### Given task
Count how many lines contain the word "xlabel". Respond with the number alone.

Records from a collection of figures
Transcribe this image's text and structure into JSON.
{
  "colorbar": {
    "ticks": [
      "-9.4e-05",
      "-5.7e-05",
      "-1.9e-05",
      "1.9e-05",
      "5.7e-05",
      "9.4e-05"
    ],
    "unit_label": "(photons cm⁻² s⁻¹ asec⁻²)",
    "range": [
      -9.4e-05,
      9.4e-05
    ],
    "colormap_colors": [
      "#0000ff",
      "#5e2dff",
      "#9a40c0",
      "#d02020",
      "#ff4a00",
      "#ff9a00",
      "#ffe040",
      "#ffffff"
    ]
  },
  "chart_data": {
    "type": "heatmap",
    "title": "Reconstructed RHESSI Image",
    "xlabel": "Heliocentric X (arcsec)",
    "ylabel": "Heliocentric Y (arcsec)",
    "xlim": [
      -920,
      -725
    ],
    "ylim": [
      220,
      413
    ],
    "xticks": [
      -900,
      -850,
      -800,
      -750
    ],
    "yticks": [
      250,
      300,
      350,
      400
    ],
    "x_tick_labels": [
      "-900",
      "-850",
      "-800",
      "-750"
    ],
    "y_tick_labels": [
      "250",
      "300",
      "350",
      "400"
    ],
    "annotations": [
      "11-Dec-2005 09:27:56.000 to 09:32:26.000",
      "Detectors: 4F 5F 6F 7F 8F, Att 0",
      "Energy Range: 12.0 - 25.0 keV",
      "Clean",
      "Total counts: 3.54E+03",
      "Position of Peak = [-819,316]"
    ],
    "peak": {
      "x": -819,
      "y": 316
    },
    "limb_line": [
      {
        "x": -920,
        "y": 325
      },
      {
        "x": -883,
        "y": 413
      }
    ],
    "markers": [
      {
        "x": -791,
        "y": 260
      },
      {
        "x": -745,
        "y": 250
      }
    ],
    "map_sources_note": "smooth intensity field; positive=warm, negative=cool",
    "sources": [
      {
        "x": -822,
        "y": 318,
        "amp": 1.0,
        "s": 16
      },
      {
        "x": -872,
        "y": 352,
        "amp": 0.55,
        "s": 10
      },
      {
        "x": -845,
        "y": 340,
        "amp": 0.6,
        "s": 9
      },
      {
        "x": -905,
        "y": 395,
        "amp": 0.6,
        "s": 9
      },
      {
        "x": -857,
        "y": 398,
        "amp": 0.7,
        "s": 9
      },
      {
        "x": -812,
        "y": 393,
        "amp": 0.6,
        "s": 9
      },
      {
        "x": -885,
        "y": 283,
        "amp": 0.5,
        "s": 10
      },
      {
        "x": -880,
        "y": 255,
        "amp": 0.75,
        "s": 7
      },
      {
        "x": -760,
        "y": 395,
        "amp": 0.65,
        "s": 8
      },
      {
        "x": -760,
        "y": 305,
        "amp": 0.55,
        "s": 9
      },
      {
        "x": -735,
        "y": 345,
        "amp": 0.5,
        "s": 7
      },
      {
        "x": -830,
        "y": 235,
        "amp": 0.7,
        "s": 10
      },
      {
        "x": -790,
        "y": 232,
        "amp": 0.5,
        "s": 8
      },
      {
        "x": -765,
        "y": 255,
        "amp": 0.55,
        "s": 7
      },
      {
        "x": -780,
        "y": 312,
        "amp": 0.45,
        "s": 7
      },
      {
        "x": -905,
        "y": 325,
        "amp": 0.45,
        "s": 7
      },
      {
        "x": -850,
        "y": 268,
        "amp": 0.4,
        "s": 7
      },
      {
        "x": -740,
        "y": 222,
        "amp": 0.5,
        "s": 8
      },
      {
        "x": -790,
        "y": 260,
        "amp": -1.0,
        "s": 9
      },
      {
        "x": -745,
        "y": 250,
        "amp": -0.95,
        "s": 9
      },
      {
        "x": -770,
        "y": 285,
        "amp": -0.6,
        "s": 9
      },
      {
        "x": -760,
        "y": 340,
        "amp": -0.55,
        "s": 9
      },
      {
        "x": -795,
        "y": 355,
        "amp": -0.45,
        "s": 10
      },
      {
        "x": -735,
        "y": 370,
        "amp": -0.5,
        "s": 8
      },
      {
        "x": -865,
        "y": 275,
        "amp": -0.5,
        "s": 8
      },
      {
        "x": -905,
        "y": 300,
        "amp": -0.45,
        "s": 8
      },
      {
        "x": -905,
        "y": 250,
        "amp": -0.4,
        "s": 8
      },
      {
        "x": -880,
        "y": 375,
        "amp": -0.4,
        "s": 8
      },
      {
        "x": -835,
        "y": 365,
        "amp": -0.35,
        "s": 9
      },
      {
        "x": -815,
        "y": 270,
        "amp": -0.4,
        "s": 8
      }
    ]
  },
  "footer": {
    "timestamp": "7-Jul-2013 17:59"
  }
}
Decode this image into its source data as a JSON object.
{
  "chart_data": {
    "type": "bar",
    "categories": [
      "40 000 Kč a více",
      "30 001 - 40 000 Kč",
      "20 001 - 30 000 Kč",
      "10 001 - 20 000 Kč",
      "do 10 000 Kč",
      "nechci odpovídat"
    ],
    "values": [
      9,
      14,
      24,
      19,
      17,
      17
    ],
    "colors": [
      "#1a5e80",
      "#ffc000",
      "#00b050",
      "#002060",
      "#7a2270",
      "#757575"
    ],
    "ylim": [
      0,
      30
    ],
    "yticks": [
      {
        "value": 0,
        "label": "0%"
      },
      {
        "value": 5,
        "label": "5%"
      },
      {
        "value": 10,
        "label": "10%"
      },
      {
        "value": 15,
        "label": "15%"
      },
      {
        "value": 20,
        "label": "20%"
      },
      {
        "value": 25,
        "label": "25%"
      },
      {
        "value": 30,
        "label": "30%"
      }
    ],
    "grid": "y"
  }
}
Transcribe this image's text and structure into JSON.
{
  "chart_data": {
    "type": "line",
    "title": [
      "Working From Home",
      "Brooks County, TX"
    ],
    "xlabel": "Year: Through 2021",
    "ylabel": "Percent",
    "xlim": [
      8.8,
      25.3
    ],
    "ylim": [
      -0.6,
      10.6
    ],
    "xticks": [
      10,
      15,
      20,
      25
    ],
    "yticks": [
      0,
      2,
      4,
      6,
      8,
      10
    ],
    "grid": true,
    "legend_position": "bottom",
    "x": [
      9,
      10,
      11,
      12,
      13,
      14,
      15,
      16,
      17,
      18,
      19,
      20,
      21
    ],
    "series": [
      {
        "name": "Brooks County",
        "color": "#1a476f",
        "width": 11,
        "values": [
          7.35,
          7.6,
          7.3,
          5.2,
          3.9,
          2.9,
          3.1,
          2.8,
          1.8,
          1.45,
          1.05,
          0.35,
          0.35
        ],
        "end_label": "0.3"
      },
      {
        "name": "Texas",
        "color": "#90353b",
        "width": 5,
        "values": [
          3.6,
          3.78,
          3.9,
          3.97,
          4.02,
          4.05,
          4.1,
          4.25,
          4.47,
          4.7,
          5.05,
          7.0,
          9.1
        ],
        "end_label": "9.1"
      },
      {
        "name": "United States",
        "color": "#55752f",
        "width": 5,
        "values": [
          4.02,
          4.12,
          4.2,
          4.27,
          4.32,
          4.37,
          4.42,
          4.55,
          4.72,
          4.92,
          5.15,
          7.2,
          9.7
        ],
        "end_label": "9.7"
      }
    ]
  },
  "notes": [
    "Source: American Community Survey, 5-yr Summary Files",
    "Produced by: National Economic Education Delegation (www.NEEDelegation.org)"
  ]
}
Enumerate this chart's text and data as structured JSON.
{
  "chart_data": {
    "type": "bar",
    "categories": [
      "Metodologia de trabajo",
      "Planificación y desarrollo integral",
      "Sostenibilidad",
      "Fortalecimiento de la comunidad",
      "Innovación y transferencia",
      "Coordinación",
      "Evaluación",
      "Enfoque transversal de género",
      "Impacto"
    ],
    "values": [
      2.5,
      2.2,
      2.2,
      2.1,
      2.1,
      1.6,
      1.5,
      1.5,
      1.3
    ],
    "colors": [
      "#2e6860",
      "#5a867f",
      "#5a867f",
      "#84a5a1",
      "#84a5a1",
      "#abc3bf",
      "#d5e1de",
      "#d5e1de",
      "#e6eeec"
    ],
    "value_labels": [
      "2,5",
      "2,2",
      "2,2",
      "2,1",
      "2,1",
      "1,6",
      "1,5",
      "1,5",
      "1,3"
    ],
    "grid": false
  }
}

### The completed task
2